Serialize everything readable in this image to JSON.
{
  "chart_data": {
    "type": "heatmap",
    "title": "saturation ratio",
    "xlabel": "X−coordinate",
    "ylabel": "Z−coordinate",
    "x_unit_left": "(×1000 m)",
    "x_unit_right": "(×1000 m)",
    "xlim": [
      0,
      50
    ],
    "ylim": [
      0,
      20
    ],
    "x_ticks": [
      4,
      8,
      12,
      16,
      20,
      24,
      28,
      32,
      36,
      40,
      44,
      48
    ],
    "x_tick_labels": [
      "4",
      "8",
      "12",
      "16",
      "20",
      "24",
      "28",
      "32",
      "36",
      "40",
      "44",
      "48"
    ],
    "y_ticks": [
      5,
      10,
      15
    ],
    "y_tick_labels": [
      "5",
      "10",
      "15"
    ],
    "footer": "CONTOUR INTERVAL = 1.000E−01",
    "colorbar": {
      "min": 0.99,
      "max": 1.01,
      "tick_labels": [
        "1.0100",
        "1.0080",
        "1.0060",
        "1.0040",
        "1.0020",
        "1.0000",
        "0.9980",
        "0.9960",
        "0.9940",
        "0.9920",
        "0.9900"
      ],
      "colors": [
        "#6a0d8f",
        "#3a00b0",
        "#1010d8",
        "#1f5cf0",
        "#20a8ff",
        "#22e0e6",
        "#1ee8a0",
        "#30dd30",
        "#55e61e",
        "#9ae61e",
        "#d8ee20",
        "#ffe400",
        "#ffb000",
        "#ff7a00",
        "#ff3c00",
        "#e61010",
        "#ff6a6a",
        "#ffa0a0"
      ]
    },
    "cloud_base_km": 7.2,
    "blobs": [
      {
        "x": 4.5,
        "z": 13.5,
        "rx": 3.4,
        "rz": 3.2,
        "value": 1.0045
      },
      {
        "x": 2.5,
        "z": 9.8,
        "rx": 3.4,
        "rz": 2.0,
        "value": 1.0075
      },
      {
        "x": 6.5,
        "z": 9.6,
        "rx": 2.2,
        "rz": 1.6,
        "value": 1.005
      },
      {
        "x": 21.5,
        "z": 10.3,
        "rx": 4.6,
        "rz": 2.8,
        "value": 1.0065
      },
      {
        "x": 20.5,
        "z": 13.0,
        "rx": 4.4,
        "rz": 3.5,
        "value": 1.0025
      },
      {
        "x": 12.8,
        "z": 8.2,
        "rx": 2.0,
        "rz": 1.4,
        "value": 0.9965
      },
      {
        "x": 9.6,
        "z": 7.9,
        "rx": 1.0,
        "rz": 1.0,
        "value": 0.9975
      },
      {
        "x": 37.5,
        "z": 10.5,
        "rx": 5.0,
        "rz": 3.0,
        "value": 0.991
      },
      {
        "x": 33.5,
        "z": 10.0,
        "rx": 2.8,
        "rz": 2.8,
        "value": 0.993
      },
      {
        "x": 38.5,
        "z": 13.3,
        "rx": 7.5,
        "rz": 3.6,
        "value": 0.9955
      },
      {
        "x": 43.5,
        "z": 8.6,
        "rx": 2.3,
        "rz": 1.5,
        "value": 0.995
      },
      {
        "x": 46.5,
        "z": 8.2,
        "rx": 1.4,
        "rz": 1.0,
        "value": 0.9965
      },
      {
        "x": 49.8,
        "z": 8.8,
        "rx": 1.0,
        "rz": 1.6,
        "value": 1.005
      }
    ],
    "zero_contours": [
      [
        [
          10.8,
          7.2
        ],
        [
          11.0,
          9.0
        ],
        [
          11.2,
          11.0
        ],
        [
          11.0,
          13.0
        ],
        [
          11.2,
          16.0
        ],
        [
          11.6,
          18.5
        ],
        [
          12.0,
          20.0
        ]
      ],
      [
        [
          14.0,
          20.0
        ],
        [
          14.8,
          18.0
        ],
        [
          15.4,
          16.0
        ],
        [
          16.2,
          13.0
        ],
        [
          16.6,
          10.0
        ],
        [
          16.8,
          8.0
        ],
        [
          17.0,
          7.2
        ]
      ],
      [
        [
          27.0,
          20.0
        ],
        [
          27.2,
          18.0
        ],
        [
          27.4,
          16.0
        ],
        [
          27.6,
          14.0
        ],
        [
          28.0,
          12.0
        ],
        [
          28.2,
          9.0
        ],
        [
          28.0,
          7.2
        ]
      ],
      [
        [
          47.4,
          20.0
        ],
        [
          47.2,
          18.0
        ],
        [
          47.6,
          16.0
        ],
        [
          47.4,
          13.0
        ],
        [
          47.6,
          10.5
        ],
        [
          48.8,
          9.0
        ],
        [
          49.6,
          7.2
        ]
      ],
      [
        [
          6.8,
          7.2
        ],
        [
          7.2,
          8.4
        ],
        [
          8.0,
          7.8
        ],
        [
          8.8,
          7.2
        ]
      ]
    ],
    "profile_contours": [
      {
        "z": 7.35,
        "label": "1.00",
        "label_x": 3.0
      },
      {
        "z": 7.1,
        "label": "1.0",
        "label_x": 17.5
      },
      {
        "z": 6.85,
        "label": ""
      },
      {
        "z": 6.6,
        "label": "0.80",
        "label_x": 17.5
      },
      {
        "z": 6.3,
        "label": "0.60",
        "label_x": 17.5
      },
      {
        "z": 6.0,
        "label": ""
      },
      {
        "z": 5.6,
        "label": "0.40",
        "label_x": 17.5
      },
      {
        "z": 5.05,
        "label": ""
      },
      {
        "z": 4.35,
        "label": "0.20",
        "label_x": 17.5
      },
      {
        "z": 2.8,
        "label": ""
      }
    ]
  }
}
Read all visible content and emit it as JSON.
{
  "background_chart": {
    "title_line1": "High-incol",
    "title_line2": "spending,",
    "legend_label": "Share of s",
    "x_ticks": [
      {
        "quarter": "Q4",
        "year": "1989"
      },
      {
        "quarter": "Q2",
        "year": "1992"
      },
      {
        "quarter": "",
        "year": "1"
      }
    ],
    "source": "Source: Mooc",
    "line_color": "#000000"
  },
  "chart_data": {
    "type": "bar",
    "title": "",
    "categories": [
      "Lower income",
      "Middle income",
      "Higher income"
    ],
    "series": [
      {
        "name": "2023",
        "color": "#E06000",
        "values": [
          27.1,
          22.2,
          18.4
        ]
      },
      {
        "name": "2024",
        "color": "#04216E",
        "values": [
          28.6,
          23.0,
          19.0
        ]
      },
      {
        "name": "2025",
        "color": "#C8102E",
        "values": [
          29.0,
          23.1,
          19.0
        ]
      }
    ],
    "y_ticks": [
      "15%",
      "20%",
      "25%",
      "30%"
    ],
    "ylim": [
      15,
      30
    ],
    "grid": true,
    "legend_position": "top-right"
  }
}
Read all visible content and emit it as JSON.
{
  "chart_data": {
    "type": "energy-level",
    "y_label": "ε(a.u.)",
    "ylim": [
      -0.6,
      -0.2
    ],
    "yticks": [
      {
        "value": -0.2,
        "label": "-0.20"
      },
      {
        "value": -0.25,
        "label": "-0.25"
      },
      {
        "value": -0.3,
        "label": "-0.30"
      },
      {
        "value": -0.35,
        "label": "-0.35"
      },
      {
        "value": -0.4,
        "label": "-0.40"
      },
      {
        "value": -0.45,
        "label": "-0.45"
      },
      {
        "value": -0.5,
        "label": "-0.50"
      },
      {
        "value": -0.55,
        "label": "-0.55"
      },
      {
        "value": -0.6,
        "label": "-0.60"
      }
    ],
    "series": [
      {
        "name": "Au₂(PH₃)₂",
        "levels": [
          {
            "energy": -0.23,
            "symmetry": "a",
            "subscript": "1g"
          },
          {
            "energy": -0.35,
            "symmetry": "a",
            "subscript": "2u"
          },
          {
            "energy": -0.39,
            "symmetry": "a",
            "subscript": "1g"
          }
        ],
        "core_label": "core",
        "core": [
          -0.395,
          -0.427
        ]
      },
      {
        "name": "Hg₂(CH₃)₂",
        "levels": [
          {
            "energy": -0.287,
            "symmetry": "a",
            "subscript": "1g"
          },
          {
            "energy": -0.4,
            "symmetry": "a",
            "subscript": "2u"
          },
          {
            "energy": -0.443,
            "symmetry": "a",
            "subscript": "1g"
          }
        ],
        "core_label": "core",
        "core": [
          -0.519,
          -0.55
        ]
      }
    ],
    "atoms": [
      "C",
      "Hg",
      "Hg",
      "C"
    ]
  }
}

- _REQUIRED TASK_
Filter the entries down to the lines containing "energy". Copy each of those lines.

- _WORKED SOLUTION_
    "type": "energy-level",
            "energy": -0.23,
            "energy": -0.35,
            "energy": -0.39,
            "energy": -0.287,
            "energy": -0.4,
            "energy": -0.443,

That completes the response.